= Set task =
Copy out every line exactly, passing over the pictures.

= Material for this task =
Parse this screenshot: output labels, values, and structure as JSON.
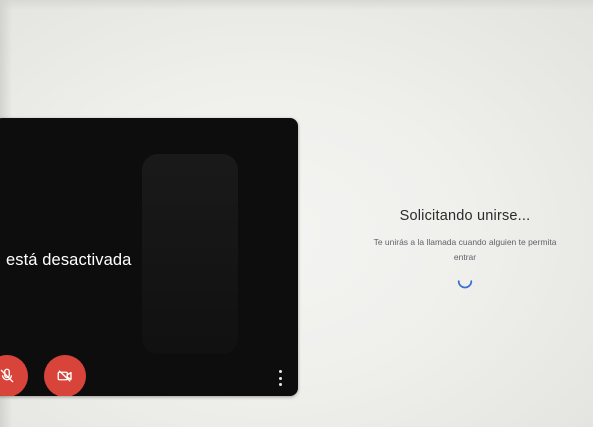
{
  "preview": {
    "status_text": "está desactivada",
    "mic_button_icon": "mic-off-icon",
    "camera_button_icon": "videocam-off-icon",
    "more_icon": "more-vert-icon"
  },
  "join": {
    "title": "Solicitando unirse...",
    "subtitle": "Te unirás a la llamada cuando alguien te permita entrar",
    "spinner_icon": "loading-spinner-icon"
  },
  "colors": {
    "control_red": "#d9443a",
    "preview_bg": "#0d0d0d",
    "spinner_blue": "#3c6fd1"
  }
}
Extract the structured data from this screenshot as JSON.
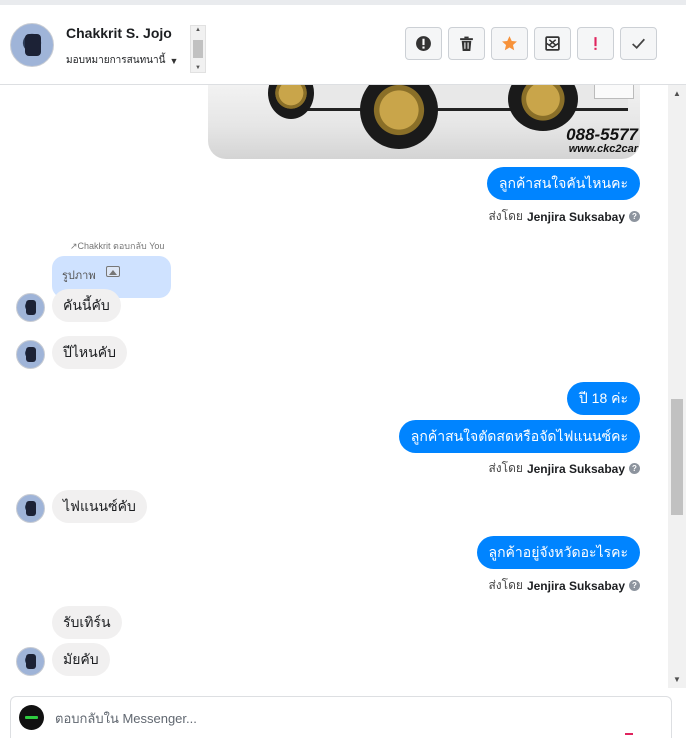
{
  "header": {
    "contact_name": "Chakkrit S. Jojo",
    "assign_label": "มอบหมายการสนทนานี้",
    "actions": [
      {
        "name": "alert-button",
        "icon": "exclamation-circle-icon"
      },
      {
        "name": "delete-button",
        "icon": "trash-icon"
      },
      {
        "name": "star-button",
        "icon": "star-icon"
      },
      {
        "name": "spam-button",
        "icon": "mail-blocked-icon"
      },
      {
        "name": "important-button",
        "icon": "exclamation-icon"
      },
      {
        "name": "done-button",
        "icon": "check-icon"
      }
    ]
  },
  "colors": {
    "outgoing_bubble": "#0084ff",
    "incoming_bubble": "#f1f0f0",
    "reply_quote": "#cfe2ff",
    "star": "#f7923a",
    "important": "#e0245e"
  },
  "thread": {
    "image_watermark_phone": "088-5577",
    "image_watermark_web": "www.ckc2car",
    "sent_by_prefix": "ส่งโดย",
    "agent_name": "Jenjira Suksabay",
    "msg_out_1": "ลูกค้าสนใจคันไหนคะ",
    "reply_note": "Chakkrit ตอบกลับ You",
    "reply_quote_label": "รูปภาพ",
    "msg_in_1": "คันนี้คับ",
    "msg_in_2": "ปีไหนคับ",
    "msg_out_2": "ปี 18 ค่ะ",
    "msg_out_3": "ลูกค้าสนใจตัดสดหรือจัดไฟแนนซ์คะ",
    "msg_in_3": "ไฟแนนซ์คับ",
    "msg_out_4": "ลูกค้าอยู่จังหวัดอะไรคะ",
    "msg_in_4": "รับเทิร์น",
    "msg_in_5": "มัยคับ"
  },
  "composer": {
    "placeholder": "ตอบกลับใน Messenger..."
  }
}
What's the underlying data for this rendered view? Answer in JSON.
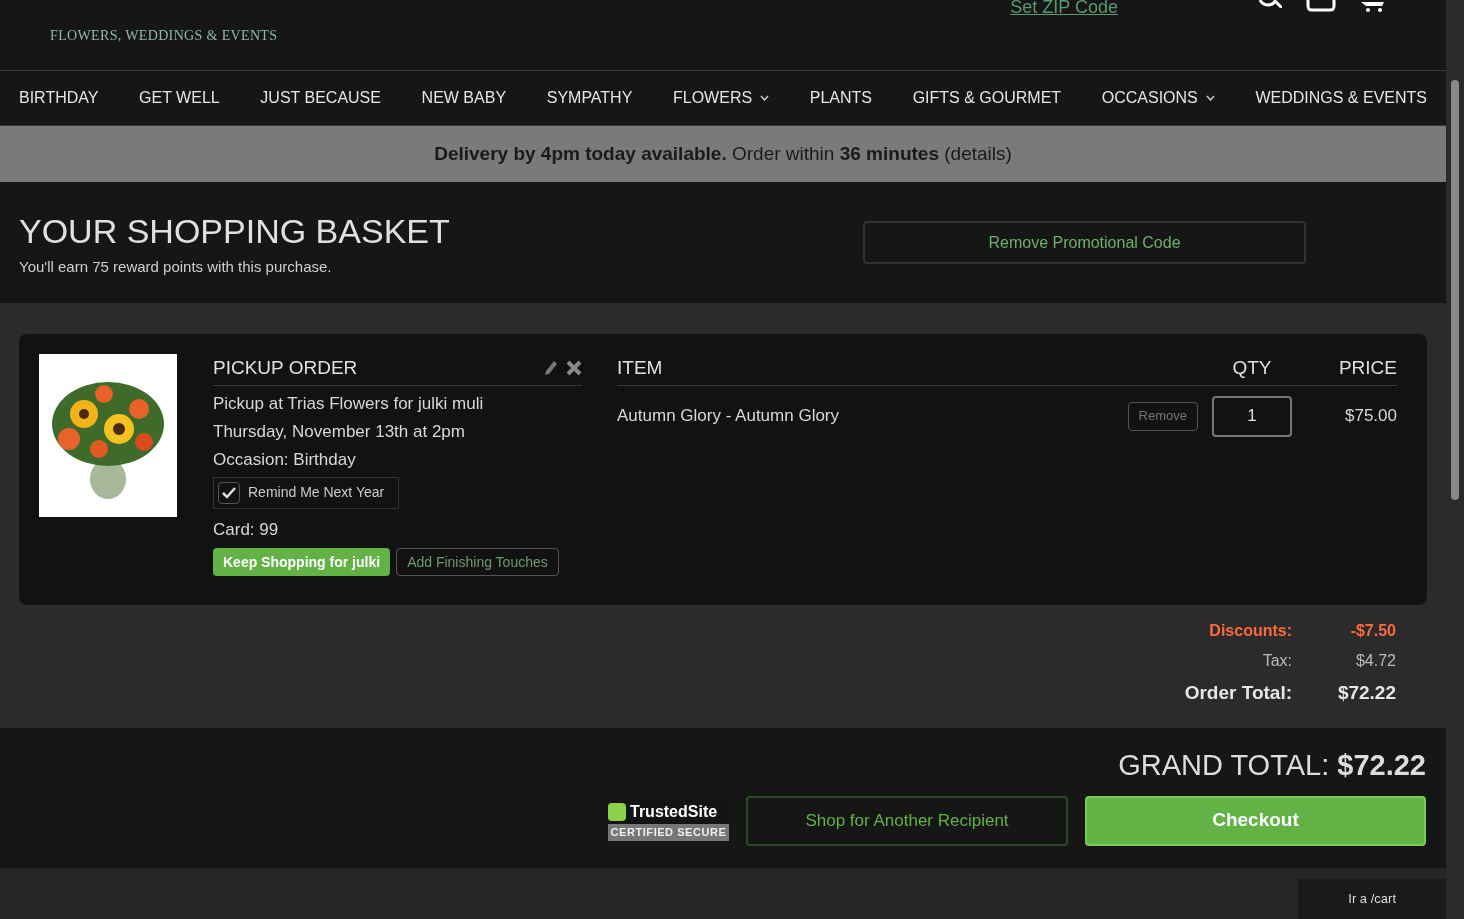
{
  "header": {
    "tagline": "FLOWERS, WEDDINGS & EVENTS",
    "zip_link": "Set ZIP Code"
  },
  "nav": [
    {
      "label": "BIRTHDAY",
      "dropdown": false
    },
    {
      "label": "GET WELL",
      "dropdown": false
    },
    {
      "label": "JUST BECAUSE",
      "dropdown": false
    },
    {
      "label": "NEW BABY",
      "dropdown": false
    },
    {
      "label": "SYMPATHY",
      "dropdown": false
    },
    {
      "label": "FLOWERS",
      "dropdown": true
    },
    {
      "label": "PLANTS",
      "dropdown": false
    },
    {
      "label": "GIFTS & GOURMET",
      "dropdown": false
    },
    {
      "label": "OCCASIONS",
      "dropdown": true
    },
    {
      "label": "WEDDINGS & EVENTS",
      "dropdown": false
    }
  ],
  "banner": {
    "text": "**Delivery by 4pm today available.** Order within **36 minutes** (",
    "link": "details",
    "end": ")"
  },
  "basket": {
    "title": "YOUR SHOPPING BASKET",
    "points": "You'll earn 75 reward points with this purchase.",
    "promo_button": "Remove Promotional Code"
  },
  "order": {
    "heading": "PICKUP ORDER",
    "lines": [
      "Pickup at Trias Flowers for julki muli",
      "Thursday, November 13th at 2pm",
      "Occasion: Birthday"
    ],
    "remind": {
      "label": "Remind Me Next Year",
      "checked": true
    },
    "card": "Card: 99",
    "keep_button": "Keep Shopping for julki",
    "touches_button": "Add Finishing Touches"
  },
  "items": {
    "columns": [
      "ITEM",
      "QTY",
      "PRICE"
    ],
    "rows": [
      {
        "name": "Autumn Glory - Autumn Glory",
        "remove": "Remove",
        "qty": "1",
        "price": "$75.00"
      }
    ]
  },
  "totals": [
    {
      "label": "Discounts:",
      "value": "-$7.50",
      "kind": "discount"
    },
    {
      "label": "Tax:",
      "value": "$4.72",
      "kind": "normal"
    },
    {
      "label": "Order Total:",
      "value": "$72.22",
      "kind": "total"
    }
  ],
  "footer": {
    "grand_label": "GRAND TOTAL:",
    "grand_value": "$72.22",
    "badge_top": "TrustedSite",
    "badge_bottom": "CERTIFIED SECURE",
    "another_button": "Shop for Another Recipient",
    "checkout_button": "Checkout"
  },
  "status_url": "Ir a /cart"
}
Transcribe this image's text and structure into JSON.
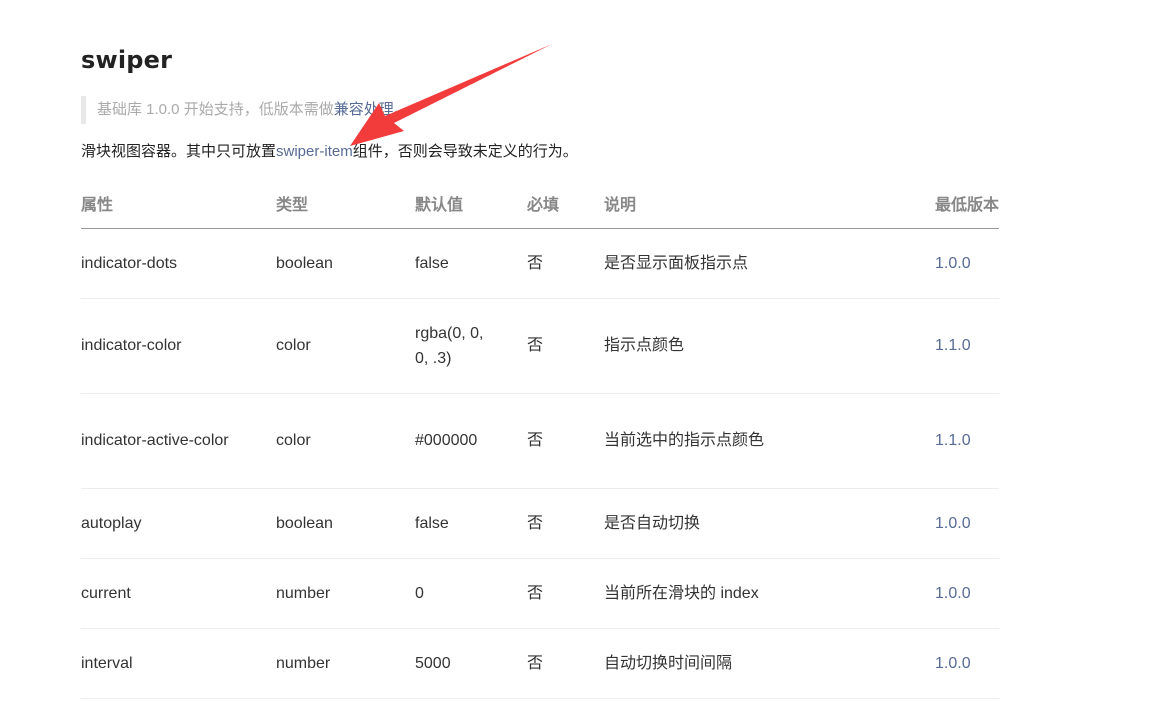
{
  "title": "swiper",
  "note": {
    "text": "基础库 1.0.0 开始支持，低版本需做",
    "link": "兼容处理",
    "suffix": "。"
  },
  "description": {
    "before": "滑块视图容器。其中只可放置",
    "link": "swiper-item",
    "after": "组件，否则会导致未定义的行为。"
  },
  "table": {
    "headers": [
      "属性",
      "类型",
      "默认值",
      "必填",
      "说明",
      "最低版本"
    ],
    "rows": [
      {
        "attr": "indicator-dots",
        "type": "boolean",
        "default": "false",
        "required": "否",
        "desc": "是否显示面板指示点",
        "version": "1.0.0"
      },
      {
        "attr": "indicator-color",
        "type": "color",
        "default": "rgba(0, 0, 0, .3)",
        "required": "否",
        "desc": "指示点颜色",
        "version": "1.1.0"
      },
      {
        "attr": "indicator-active-color",
        "type": "color",
        "default": "#000000",
        "required": "否",
        "desc": "当前选中的指示点颜色",
        "version": "1.1.0"
      },
      {
        "attr": "autoplay",
        "type": "boolean",
        "default": "false",
        "required": "否",
        "desc": "是否自动切换",
        "version": "1.0.0"
      },
      {
        "attr": "current",
        "type": "number",
        "default": "0",
        "required": "否",
        "desc": "当前所在滑块的 index",
        "version": "1.0.0"
      },
      {
        "attr": "interval",
        "type": "number",
        "default": "5000",
        "required": "否",
        "desc": "自动切换时间间隔",
        "version": "1.0.0"
      }
    ]
  },
  "colors": {
    "link": "#576b95",
    "annotation_arrow": "#f23c3c"
  }
}
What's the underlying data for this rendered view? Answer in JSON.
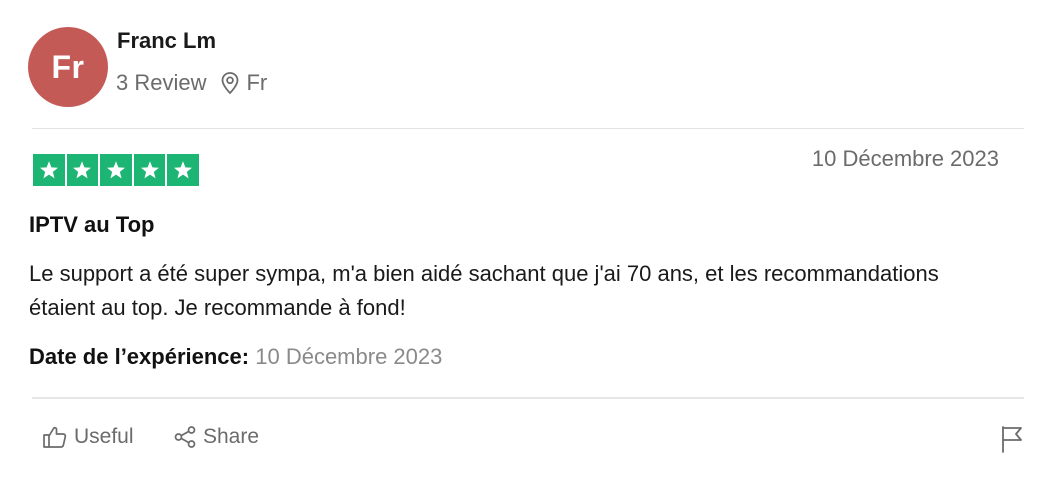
{
  "reviewer": {
    "initials": "Fr",
    "name": "Franc Lm",
    "review_count": "3 Review",
    "location": "Fr",
    "avatar_color": "#c45a56"
  },
  "review": {
    "rating": 5,
    "rating_max": 5,
    "star_color": "#1db573",
    "date": "10 Décembre 2023",
    "title": "IPTV au Top",
    "body": "Le support a été super sympa, m'a bien aidé sachant que j'ai 70 ans, et les recommandations étaient au top. Je recommande à fond!",
    "experience_label": "Date de l’expérience:",
    "experience_date": "10 Décembre 2023"
  },
  "actions": {
    "useful_label": "Useful",
    "share_label": "Share",
    "useful_icon": "thumbs-up-icon",
    "share_icon": "share-icon",
    "report_icon": "flag-icon"
  }
}
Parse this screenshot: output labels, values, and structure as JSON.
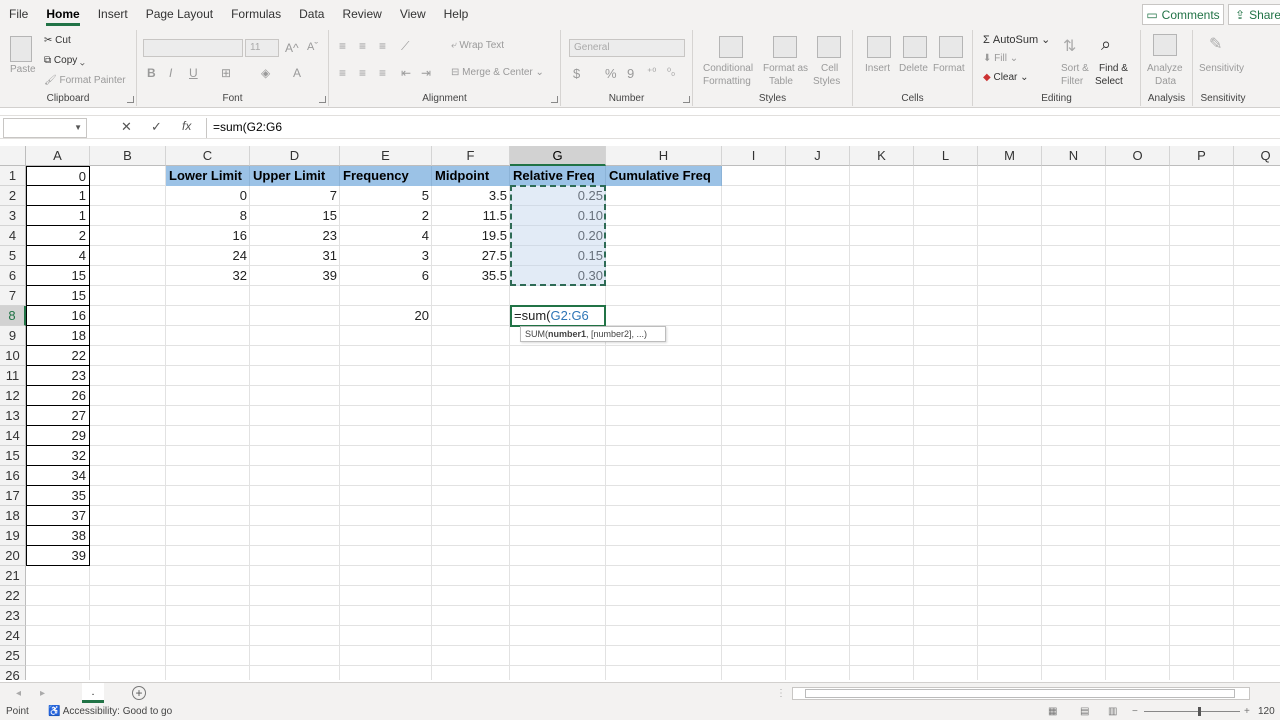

= Reply to the task =
Parse this screenshot: output labels, values, and structure as JSON.
{
  "preview": {
    "status_text": "está desactivada",
    "mic_button_icon": "mic-off-icon",
    "camera_button_icon": "videocam-off-icon",
    "more_icon": "more-vert-icon"
  },
  "join": {
    "title": "Solicitando unirse...",
    "subtitle": "Te unirás a la llamada cuando alguien te permita entrar",
    "spinner_icon": "loading-spinner-icon"
  },
  "colors": {
    "control_red": "#d9443a",
    "preview_bg": "#0d0d0d",
    "spinner_blue": "#3c6fd1"
  }
}
Extract the structured data from this screenshot as JSON.
{
  "header": {
    "contact_name": "Chakkrit S. Jojo",
    "assign_label": "มอบหมายการสนทนานี้",
    "actions": [
      {
        "name": "alert-button",
        "icon": "exclamation-circle-icon"
      },
      {
        "name": "delete-button",
        "icon": "trash-icon"
      },
      {
        "name": "star-button",
        "icon": "star-icon"
      },
      {
        "name": "spam-button",
        "icon": "mail-blocked-icon"
      },
      {
        "name": "important-button",
        "icon": "exclamation-icon"
      },
      {
        "name": "done-button",
        "icon": "check-icon"
      }
    ]
  },
  "colors": {
    "outgoing_bubble": "#0084ff",
    "incoming_bubble": "#f1f0f0",
    "reply_quote": "#cfe2ff",
    "star": "#f7923a",
    "important": "#e0245e"
  },
  "thread": {
    "image_watermark_phone": "088-5577",
    "image_watermark_web": "www.ckc2car",
    "sent_by_prefix": "ส่งโดย",
    "agent_name": "Jenjira Suksabay",
    "msg_out_1": "ลูกค้าสนใจคันไหนคะ",
    "reply_note": "Chakkrit ตอบกลับ You",
    "reply_quote_label": "รูปภาพ",
    "msg_in_1": "คันนี้คับ",
    "msg_in_2": "ปีไหนคับ",
    "msg_out_2": "ปี 18 ค่ะ",
    "msg_out_3": "ลูกค้าสนใจตัดสดหรือจัดไฟแนนซ์คะ",
    "msg_in_3": "ไฟแนนซ์คับ",
    "msg_out_4": "ลูกค้าอยู่จังหวัดอะไรคะ",
    "msg_in_4": "รับเทิร์น",
    "msg_in_5": "มัยคับ"
  },
  "composer": {
    "placeholder": "ตอบกลับใน Messenger..."
  }
}
What's the underlying data for this rendered view? Answer in JSON.
{
  "header": {
    "tagline": "FLOWERS, WEDDINGS & EVENTS",
    "zip_link": "Set ZIP Code"
  },
  "nav": [
    {
      "label": "BIRTHDAY",
      "dropdown": false
    },
    {
      "label": "GET WELL",
      "dropdown": false
    },
    {
      "label": "JUST BECAUSE",
      "dropdown": false
    },
    {
      "label": "NEW BABY",
      "dropdown": false
    },
    {
      "label": "SYMPATHY",
      "dropdown": false
    },
    {
      "label": "FLOWERS",
      "dropdown": true
    },
    {
      "label": "PLANTS",
      "dropdown": false
    },
    {
      "label": "GIFTS & GOURMET",
      "dropdown": false
    },
    {
      "label": "OCCASIONS",
      "dropdown": true
    },
    {
      "label": "WEDDINGS & EVENTS",
      "dropdown": false
    }
  ],
  "banner": {
    "text": "**Delivery by 4pm today available.** Order within **36 minutes** (",
    "link": "details",
    "end": ")"
  },
  "basket": {
    "title": "YOUR SHOPPING BASKET",
    "points": "You'll earn 75 reward points with this purchase.",
    "promo_button": "Remove Promotional Code"
  },
  "order": {
    "heading": "PICKUP ORDER",
    "lines": [
      "Pickup at Trias Flowers for julki muli",
      "Thursday, November 13th at 2pm",
      "Occasion: Birthday"
    ],
    "remind": {
      "label": "Remind Me Next Year",
      "checked": true
    },
    "card": "Card: 99",
    "keep_button": "Keep Shopping for julki",
    "touches_button": "Add Finishing Touches"
  },
  "items": {
    "columns": [
      "ITEM",
      "QTY",
      "PRICE"
    ],
    "rows": [
      {
        "name": "Autumn Glory - Autumn Glory",
        "remove": "Remove",
        "qty": "1",
        "price": "$75.00"
      }
    ]
  },
  "totals": [
    {
      "label": "Discounts:",
      "value": "-$7.50",
      "kind": "discount"
    },
    {
      "label": "Tax:",
      "value": "$4.72",
      "kind": "normal"
    },
    {
      "label": "Order Total:",
      "value": "$72.22",
      "kind": "total"
    }
  ],
  "footer": {
    "grand_label": "GRAND TOTAL:",
    "grand_value": "$72.22",
    "badge_top": "TrustedSite",
    "badge_bottom": "CERTIFIED SECURE",
    "another_button": "Shop for Another Recipient",
    "checkout_button": "Checkout"
  },
  "status_url": "Ir a /cart"
}
Transcribe this image's text and structure into JSON.
{
  "title": "swiper",
  "note": {
    "text": "基础库 1.0.0 开始支持，低版本需做",
    "link": "兼容处理",
    "suffix": "。"
  },
  "description": {
    "before": "滑块视图容器。其中只可放置",
    "link": "swiper-item",
    "after": "组件，否则会导致未定义的行为。"
  },
  "table": {
    "headers": [
      "属性",
      "类型",
      "默认值",
      "必填",
      "说明",
      "最低版本"
    ],
    "rows": [
      {
        "attr": "indicator-dots",
        "type": "boolean",
        "default": "false",
        "required": "否",
        "desc": "是否显示面板指示点",
        "version": "1.0.0"
      },
      {
        "attr": "indicator-color",
        "type": "color",
        "default": "rgba(0, 0, 0, .3)",
        "required": "否",
        "desc": "指示点颜色",
        "version": "1.1.0"
      },
      {
        "attr": "indicator-active-color",
        "type": "color",
        "default": "#000000",
        "required": "否",
        "desc": "当前选中的指示点颜色",
        "version": "1.1.0"
      },
      {
        "attr": "autoplay",
        "type": "boolean",
        "default": "false",
        "required": "否",
        "desc": "是否自动切换",
        "version": "1.0.0"
      },
      {
        "attr": "current",
        "type": "number",
        "default": "0",
        "required": "否",
        "desc": "当前所在滑块的 index",
        "version": "1.0.0"
      },
      {
        "attr": "interval",
        "type": "number",
        "default": "5000",
        "required": "否",
        "desc": "自动切换时间间隔",
        "version": "1.0.0"
      }
    ]
  },
  "colors": {
    "link": "#576b95",
    "annotation_arrow": "#f23c3c"
  }
}
What's the underlying data for this rendered view? Answer in JSON.
{
  "reviewer": {
    "initials": "Fr",
    "name": "Franc Lm",
    "review_count": "3 Review",
    "location": "Fr",
    "avatar_color": "#c45a56"
  },
  "review": {
    "rating": 5,
    "rating_max": 5,
    "star_color": "#1db573",
    "date": "10 Décembre 2023",
    "title": "IPTV au Top",
    "body": "Le support a été super sympa, m'a bien aidé sachant que j'ai 70 ans, et les recommandations étaient au top. Je recommande à fond!",
    "experience_label": "Date de l’expérience:",
    "experience_date": "10 Décembre 2023"
  },
  "actions": {
    "useful_label": "Useful",
    "share_label": "Share",
    "useful_icon": "thumbs-up-icon",
    "share_icon": "share-icon",
    "report_icon": "flag-icon"
  }
}
Parse this screenshot: output labels, values, and structure as JSON.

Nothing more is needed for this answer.